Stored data
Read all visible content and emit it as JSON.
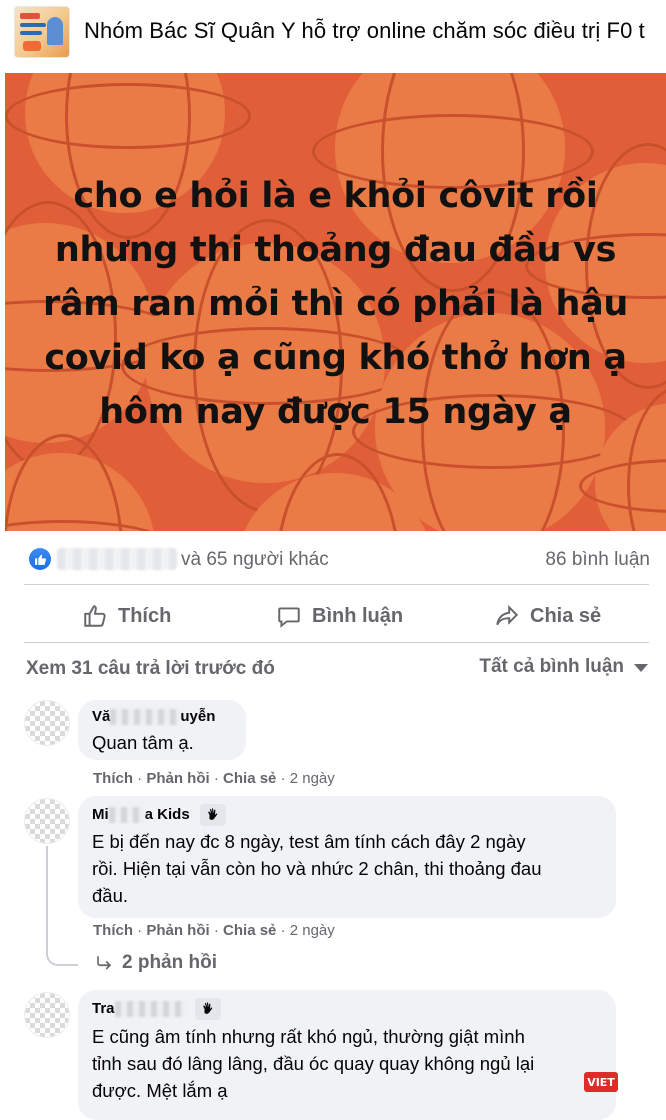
{
  "group": {
    "title": "Nhóm Bác Sĩ Quân Y hỗ trợ online chăm sóc điều trị F0 t"
  },
  "post": {
    "lines": [
      "cho e hỏi là e khỏi côvit rồi",
      "nhưng thi thoảng đau đầu vs",
      "râm ran mỏi thì có phải là hậu",
      "covid ko ạ cũng khó thở hơn ạ",
      "hôm nay được 15 ngày ạ"
    ],
    "background_color": "#e15f38",
    "reactions_text": "và 65 người khác",
    "comment_count": "86 bình luận"
  },
  "actions": {
    "like": "Thích",
    "comment": "Bình luận",
    "share": "Chia sẻ"
  },
  "comments_header": {
    "view_previous": "Xem 31 câu trả lời trước đó",
    "filter": "Tất cả bình luận"
  },
  "comments": [
    {
      "author_visible": "Vă",
      "author_tail": "uyễn",
      "text": "Quan tâm ạ.",
      "like": "Thích",
      "reply": "Phản hồi",
      "share": "Chia sẻ",
      "time": "2 ngày"
    },
    {
      "author_visible": "Mi",
      "author_tail": "a Kids",
      "text_lines": [
        "E bị đến nay đc 8 ngày, test âm tính cách đây 2 ngày",
        "rồi. Hiện tại vẫn còn ho và nhức 2 chân, thi thoảng đau",
        "đầu."
      ],
      "like": "Thích",
      "reply": "Phản hồi",
      "share": "Chia sẻ",
      "time": "2 ngày",
      "replies": "2 phản hồi"
    },
    {
      "author_visible": "Tra",
      "author_tail": "",
      "text_lines": [
        "E cũng âm tính nhưng rất khó ngủ, thường giật mình",
        "tỉnh sau đó lâng lâng, đầu óc quay quay không ngủ lại",
        "được. Mệt lắm ạ"
      ]
    }
  ],
  "watermark": "VIET"
}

(Written task)
Make an exact copy of all the material, but keep the pictures out of it.

(Expected output)
Read all visible content and emit it as JSON.
{
  "group": {
    "title": "Nhóm Bác Sĩ Quân Y hỗ trợ online chăm sóc điều trị F0 t"
  },
  "post": {
    "lines": [
      "cho e hỏi là e khỏi côvit rồi",
      "nhưng thi thoảng đau đầu vs",
      "râm ran mỏi thì có phải là hậu",
      "covid ko ạ cũng khó thở hơn ạ",
      "hôm nay được 15 ngày ạ"
    ],
    "background_color": "#e15f38",
    "reactions_text": "và 65 người khác",
    "comment_count": "86 bình luận"
  },
  "actions": {
    "like": "Thích",
    "comment": "Bình luận",
    "share": "Chia sẻ"
  },
  "comments_header": {
    "view_previous": "Xem 31 câu trả lời trước đó",
    "filter": "Tất cả bình luận"
  },
  "comments": [
    {
      "author_visible": "Vă",
      "author_tail": "uyễn",
      "text": "Quan tâm ạ.",
      "like": "Thích",
      "reply": "Phản hồi",
      "share": "Chia sẻ",
      "time": "2 ngày"
    },
    {
      "author_visible": "Mi",
      "author_tail": "a Kids",
      "text_lines": [
        "E bị đến nay đc 8 ngày, test âm tính cách đây 2 ngày",
        "rồi. Hiện tại vẫn còn ho và nhức 2 chân, thi thoảng đau",
        "đầu."
      ],
      "like": "Thích",
      "reply": "Phản hồi",
      "share": "Chia sẻ",
      "time": "2 ngày",
      "replies": "2 phản hồi"
    },
    {
      "author_visible": "Tra",
      "author_tail": "",
      "text_lines": [
        "E cũng âm tính nhưng rất khó ngủ, thường giật mình",
        "tỉnh sau đó lâng lâng, đầu óc quay quay không ngủ lại",
        "được. Mệt lắm ạ"
      ]
    }
  ],
  "watermark": "VIET"
}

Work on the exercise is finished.